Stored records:
•••••

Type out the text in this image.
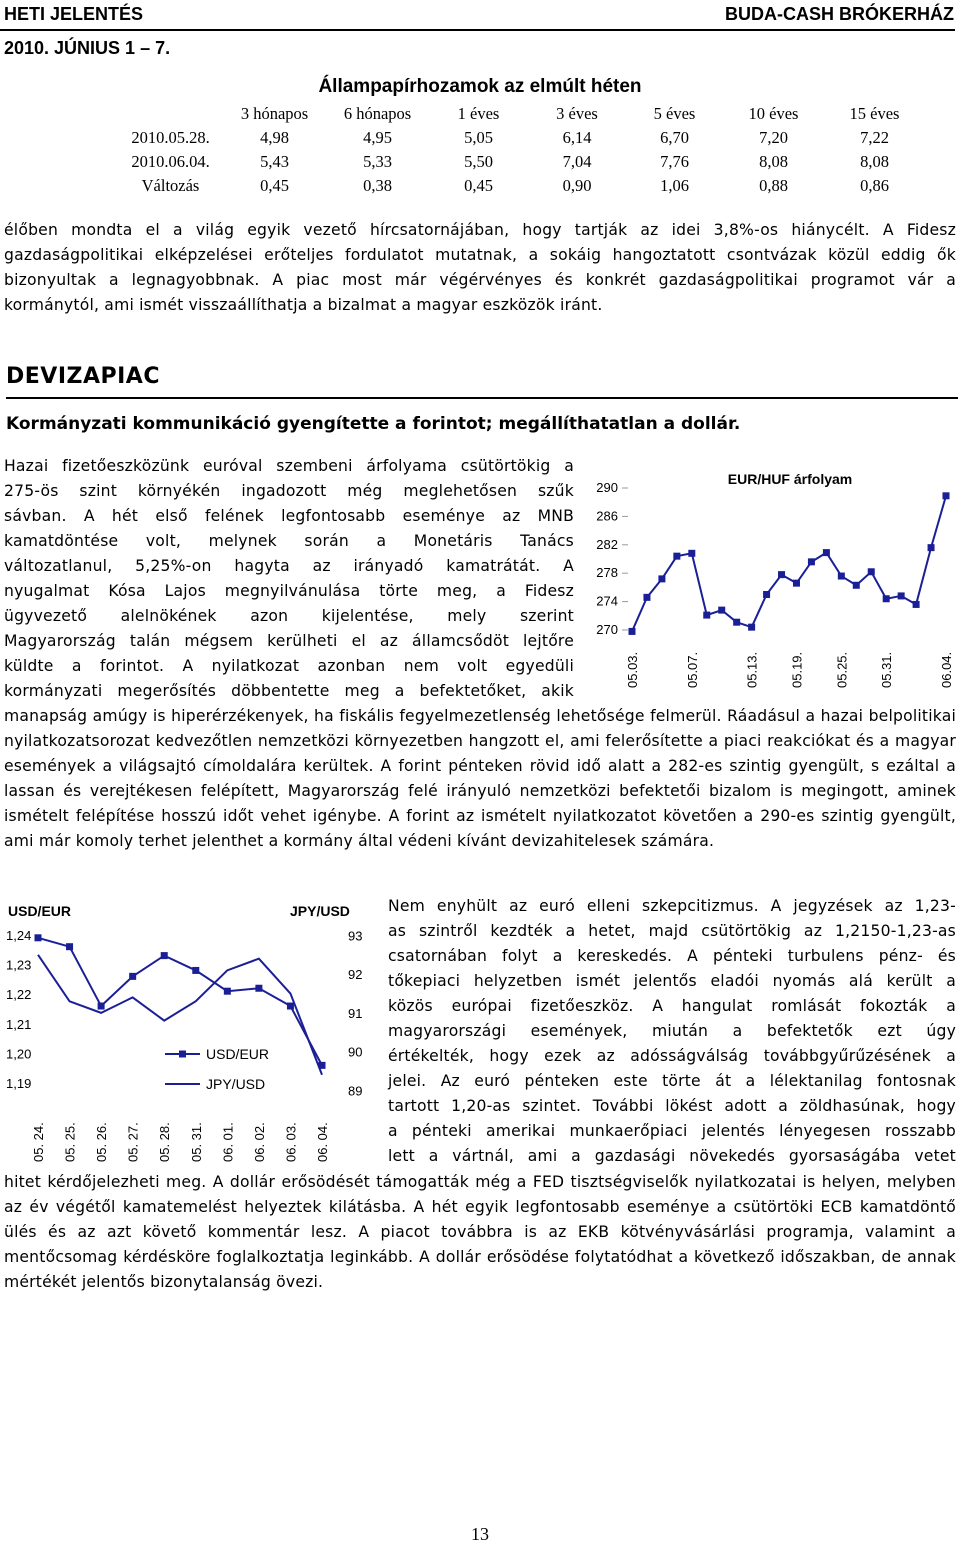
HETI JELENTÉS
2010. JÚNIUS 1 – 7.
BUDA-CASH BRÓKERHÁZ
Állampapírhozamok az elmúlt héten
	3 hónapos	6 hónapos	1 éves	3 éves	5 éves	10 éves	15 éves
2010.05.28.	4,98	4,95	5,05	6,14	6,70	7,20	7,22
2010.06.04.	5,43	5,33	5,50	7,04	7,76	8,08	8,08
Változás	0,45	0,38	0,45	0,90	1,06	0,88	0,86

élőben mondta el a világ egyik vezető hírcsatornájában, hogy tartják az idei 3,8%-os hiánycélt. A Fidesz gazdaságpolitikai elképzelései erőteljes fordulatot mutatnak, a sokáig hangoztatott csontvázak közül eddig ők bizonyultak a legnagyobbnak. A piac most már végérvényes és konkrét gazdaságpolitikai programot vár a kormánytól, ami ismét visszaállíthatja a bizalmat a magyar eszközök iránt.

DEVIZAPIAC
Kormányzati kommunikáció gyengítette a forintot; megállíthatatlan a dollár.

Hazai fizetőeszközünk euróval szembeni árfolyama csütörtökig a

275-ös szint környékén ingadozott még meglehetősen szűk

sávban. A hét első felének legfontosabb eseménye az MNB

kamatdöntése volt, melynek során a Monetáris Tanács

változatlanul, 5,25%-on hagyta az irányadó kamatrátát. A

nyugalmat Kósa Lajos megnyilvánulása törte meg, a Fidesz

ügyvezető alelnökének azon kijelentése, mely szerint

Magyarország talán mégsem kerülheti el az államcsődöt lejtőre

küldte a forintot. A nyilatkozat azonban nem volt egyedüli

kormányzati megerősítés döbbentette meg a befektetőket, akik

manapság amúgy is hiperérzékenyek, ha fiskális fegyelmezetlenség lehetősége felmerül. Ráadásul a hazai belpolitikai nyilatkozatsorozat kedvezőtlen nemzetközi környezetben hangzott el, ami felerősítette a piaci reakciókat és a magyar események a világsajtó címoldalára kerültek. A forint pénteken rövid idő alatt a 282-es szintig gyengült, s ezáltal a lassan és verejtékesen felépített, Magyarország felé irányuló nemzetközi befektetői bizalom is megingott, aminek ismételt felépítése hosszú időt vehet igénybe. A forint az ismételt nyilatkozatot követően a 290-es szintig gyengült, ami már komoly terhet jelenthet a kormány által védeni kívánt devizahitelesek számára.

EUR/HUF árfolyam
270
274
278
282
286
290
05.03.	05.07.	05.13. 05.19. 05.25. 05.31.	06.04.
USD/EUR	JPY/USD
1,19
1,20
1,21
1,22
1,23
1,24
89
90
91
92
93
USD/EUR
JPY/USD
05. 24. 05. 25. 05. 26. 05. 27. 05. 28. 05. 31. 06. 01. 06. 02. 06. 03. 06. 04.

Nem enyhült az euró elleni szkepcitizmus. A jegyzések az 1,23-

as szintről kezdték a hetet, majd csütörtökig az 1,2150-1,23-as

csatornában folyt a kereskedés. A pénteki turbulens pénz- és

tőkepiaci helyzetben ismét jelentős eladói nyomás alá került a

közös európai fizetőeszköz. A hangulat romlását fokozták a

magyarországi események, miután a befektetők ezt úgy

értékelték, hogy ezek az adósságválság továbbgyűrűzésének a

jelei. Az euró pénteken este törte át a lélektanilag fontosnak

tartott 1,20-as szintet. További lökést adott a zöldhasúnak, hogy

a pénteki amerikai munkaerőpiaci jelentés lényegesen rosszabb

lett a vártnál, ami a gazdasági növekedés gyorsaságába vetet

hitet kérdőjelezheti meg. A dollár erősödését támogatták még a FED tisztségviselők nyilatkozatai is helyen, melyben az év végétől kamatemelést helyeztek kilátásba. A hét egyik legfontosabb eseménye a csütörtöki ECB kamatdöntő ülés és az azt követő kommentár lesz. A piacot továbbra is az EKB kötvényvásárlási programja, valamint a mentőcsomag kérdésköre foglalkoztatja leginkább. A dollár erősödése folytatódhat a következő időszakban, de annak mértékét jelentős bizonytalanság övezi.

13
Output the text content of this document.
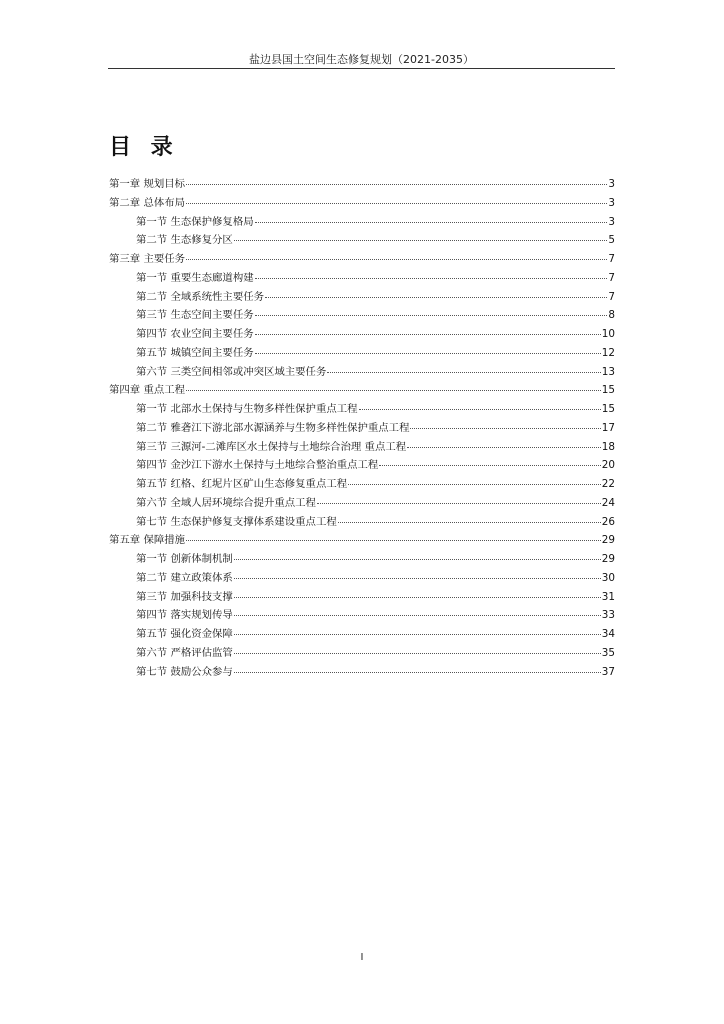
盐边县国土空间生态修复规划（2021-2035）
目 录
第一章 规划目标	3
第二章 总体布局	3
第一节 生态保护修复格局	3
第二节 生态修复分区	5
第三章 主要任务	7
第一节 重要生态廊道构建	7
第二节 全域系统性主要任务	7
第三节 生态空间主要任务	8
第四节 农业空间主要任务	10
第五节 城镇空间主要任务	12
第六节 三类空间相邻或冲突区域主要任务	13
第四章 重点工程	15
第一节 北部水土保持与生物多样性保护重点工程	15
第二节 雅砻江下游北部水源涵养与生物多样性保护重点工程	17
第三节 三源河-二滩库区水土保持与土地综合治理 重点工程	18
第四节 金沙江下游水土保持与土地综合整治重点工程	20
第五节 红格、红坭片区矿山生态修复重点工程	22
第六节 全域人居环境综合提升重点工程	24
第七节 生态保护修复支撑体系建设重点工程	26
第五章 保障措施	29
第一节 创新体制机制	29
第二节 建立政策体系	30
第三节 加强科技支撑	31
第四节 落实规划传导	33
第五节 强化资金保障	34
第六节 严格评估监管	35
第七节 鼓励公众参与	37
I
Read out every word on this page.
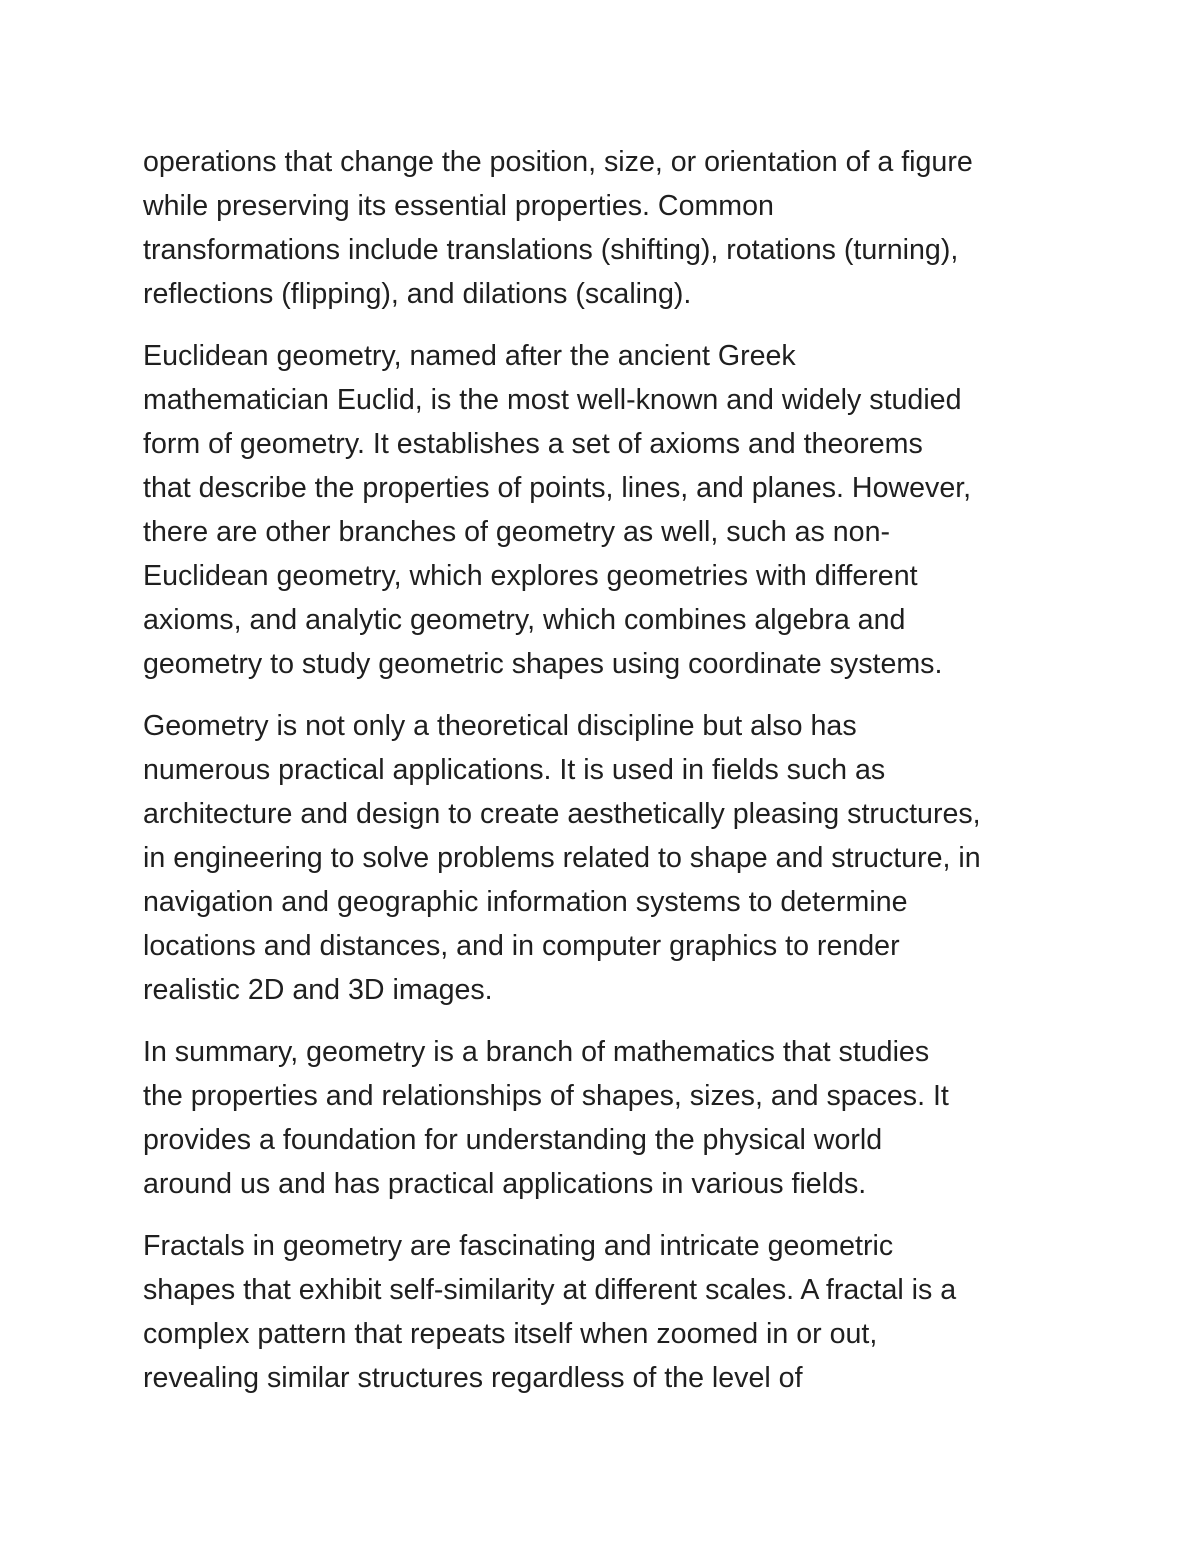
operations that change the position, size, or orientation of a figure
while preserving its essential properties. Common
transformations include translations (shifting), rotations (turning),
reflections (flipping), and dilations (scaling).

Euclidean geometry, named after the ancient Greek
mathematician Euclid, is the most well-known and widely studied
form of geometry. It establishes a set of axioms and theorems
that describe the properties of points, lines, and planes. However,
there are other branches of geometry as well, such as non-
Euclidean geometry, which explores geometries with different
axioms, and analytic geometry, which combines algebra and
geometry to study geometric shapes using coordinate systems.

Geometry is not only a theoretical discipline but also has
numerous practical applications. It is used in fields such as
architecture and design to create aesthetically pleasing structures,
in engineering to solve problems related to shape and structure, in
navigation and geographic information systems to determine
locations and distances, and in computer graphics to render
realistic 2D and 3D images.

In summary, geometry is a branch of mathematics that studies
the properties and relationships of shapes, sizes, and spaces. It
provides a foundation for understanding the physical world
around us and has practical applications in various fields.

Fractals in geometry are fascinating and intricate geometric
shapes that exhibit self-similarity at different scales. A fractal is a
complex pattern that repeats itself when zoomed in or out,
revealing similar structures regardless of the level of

•••••

§ Required task: Strip the images and reproduce the remaining records precisely.

§ Final result:
Type out the text in this image.
HETI JELENTÉS
2010. JÚNIUS 1 – 7.
BUDA-CASH BRÓKERHÁZ
Állampapírhozamok az elmúlt héten
	3 hónapos	6 hónapos	1 éves	3 éves	5 éves	10 éves	15 éves
2010.05.28.	4,98	4,95	5,05	6,14	6,70	7,20	7,22
2010.06.04.	5,43	5,33	5,50	7,04	7,76	8,08	8,08
Változás	0,45	0,38	0,45	0,90	1,06	0,88	0,86

élőben mondta el a világ egyik vezető hírcsatornájában, hogy tartják az idei 3,8%-os hiánycélt. A Fidesz gazdaságpolitikai elképzelései erőteljes fordulatot mutatnak, a sokáig hangoztatott csontvázak közül eddig ők bizonyultak a legnagyobbnak. A piac most már végérvényes és konkrét gazdaságpolitikai programot vár a kormánytól, ami ismét visszaállíthatja a bizalmat a magyar eszközök iránt.

DEVIZAPIAC
Kormányzati kommunikáció gyengítette a forintot; megállíthatatlan a dollár.

Hazai fizetőeszközünk euróval szembeni árfolyama csütörtökig a

275-ös szint környékén ingadozott még meglehetősen szűk

sávban. A hét első felének legfontosabb eseménye az MNB

kamatdöntése volt, melynek során a Monetáris Tanács

változatlanul, 5,25%-on hagyta az irányadó kamatrátát. A

nyugalmat Kósa Lajos megnyilvánulása törte meg, a Fidesz

ügyvezető alelnökének azon kijelentése, mely szerint

Magyarország talán mégsem kerülheti el az államcsődöt lejtőre

küldte a forintot. A nyilatkozat azonban nem volt egyedüli

kormányzati megerősítés döbbentette meg a befektetőket, akik

manapság amúgy is hiperérzékenyek, ha fiskális fegyelmezetlenség lehetősége felmerül. Ráadásul a hazai belpolitikai nyilatkozatsorozat kedvezőtlen nemzetközi környezetben hangzott el, ami felerősítette a piaci reakciókat és a magyar események a világsajtó címoldalára kerültek. A forint pénteken rövid idő alatt a 282-es szintig gyengült, s ezáltal a lassan és verejtékesen felépített, Magyarország felé irányuló nemzetközi befektetői bizalom is megingott, aminek ismételt felépítése hosszú időt vehet igénybe. A forint az ismételt nyilatkozatot követően a 290-es szintig gyengült, ami már komoly terhet jelenthet a kormány által védeni kívánt devizahitelesek számára.

EUR/HUF árfolyam
270
274
278
282
286
290
05.03.	05.07.	05.13. 05.19. 05.25. 05.31.	06.04.
USD/EUR	JPY/USD
1,19
1,20
1,21
1,22
1,23
1,24
89
90
91
92
93
USD/EUR
JPY/USD
05. 24. 05. 25. 05. 26. 05. 27. 05. 28. 05. 31. 06. 01. 06. 02. 06. 03. 06. 04.

Nem enyhült az euró elleni szkepcitizmus. A jegyzések az 1,23-

as szintről kezdték a hetet, majd csütörtökig az 1,2150-1,23-as

csatornában folyt a kereskedés. A pénteki turbulens pénz- és

tőkepiaci helyzetben ismét jelentős eladói nyomás alá került a

közös európai fizetőeszköz. A hangulat romlását fokozták a

magyarországi események, miután a befektetők ezt úgy

értékelték, hogy ezek az adósságválság továbbgyűrűzésének a

jelei. Az euró pénteken este törte át a lélektanilag fontosnak

tartott 1,20-as szintet. További lökést adott a zöldhasúnak, hogy

a pénteki amerikai munkaerőpiaci jelentés lényegesen rosszabb

lett a vártnál, ami a gazdasági növekedés gyorsaságába vetet

hitet kérdőjelezheti meg. A dollár erősödését támogatták még a FED tisztségviselők nyilatkozatai is helyen, melyben az év végétől kamatemelést helyeztek kilátásba. A hét egyik legfontosabb eseménye a csütörtöki ECB kamatdöntő ülés és az azt követő kommentár lesz. A piacot továbbra is az EKB kötvényvásárlási programja, valamint a mentőcsomag kérdésköre foglalkoztatja leginkább. A dollár erősödése folytatódhat a következő időszakban, de annak mértékét jelentős bizonytalanság övezi.

13
Output the text content of this document.
盐边县国土空间生态修复规划（2021-2035）
目 录
第一章 规划目标	3
第二章 总体布局	3
第一节 生态保护修复格局	3
第二节 生态修复分区	5
第三章 主要任务	7
第一节 重要生态廊道构建	7
第二节 全域系统性主要任务	7
第三节 生态空间主要任务	8
第四节 农业空间主要任务	10
第五节 城镇空间主要任务	12
第六节 三类空间相邻或冲突区域主要任务	13
第四章 重点工程	15
第一节 北部水土保持与生物多样性保护重点工程	15
第二节 雅砻江下游北部水源涵养与生物多样性保护重点工程	17
第三节 三源河-二滩库区水土保持与土地综合治理 重点工程	18
第四节 金沙江下游水土保持与土地综合整治重点工程	20
第五节 红格、红坭片区矿山生态修复重点工程	22
第六节 全域人居环境综合提升重点工程	24
第七节 生态保护修复支撑体系建设重点工程	26
第五章 保障措施	29
第一节 创新体制机制	29
第二节 建立政策体系	30
第三节 加强科技支撑	31
第四节 落实规划传导	33
第五节 强化资金保障	34
第六节 严格评估监管	35
第七节 鼓励公众参与	37
I
Read out every word on this page.
operations that change the position, size, or orientation of a figure
while preserving its essential properties. Common
transformations include translations (shifting), rotations (turning),
reflections (flipping), and dilations (scaling).

Euclidean geometry, named after the ancient Greek
mathematician Euclid, is the most well-known and widely studied
form of geometry. It establishes a set of axioms and theorems
that describe the properties of points, lines, and planes. However,
there are other branches of geometry as well, such as non-
Euclidean geometry, which explores geometries with different
axioms, and analytic geometry, which combines algebra and
geometry to study geometric shapes using coordinate systems.

Geometry is not only a theoretical discipline but also has
numerous practical applications. It is used in fields such as
architecture and design to create aesthetically pleasing structures,
in engineering to solve problems related to shape and structure, in
navigation and geographic information systems to determine
locations and distances, and in computer graphics to render
realistic 2D and 3D images.

In summary, geometry is a branch of mathematics that studies
the properties and relationships of shapes, sizes, and spaces. It
provides a foundation for understanding the physical world
around us and has practical applications in various fields.

Fractals in geometry are fascinating and intricate geometric
shapes that exhibit self-similarity at different scales. A fractal is a
complex pattern that repeats itself when zoomed in or out,
revealing similar structures regardless of the level of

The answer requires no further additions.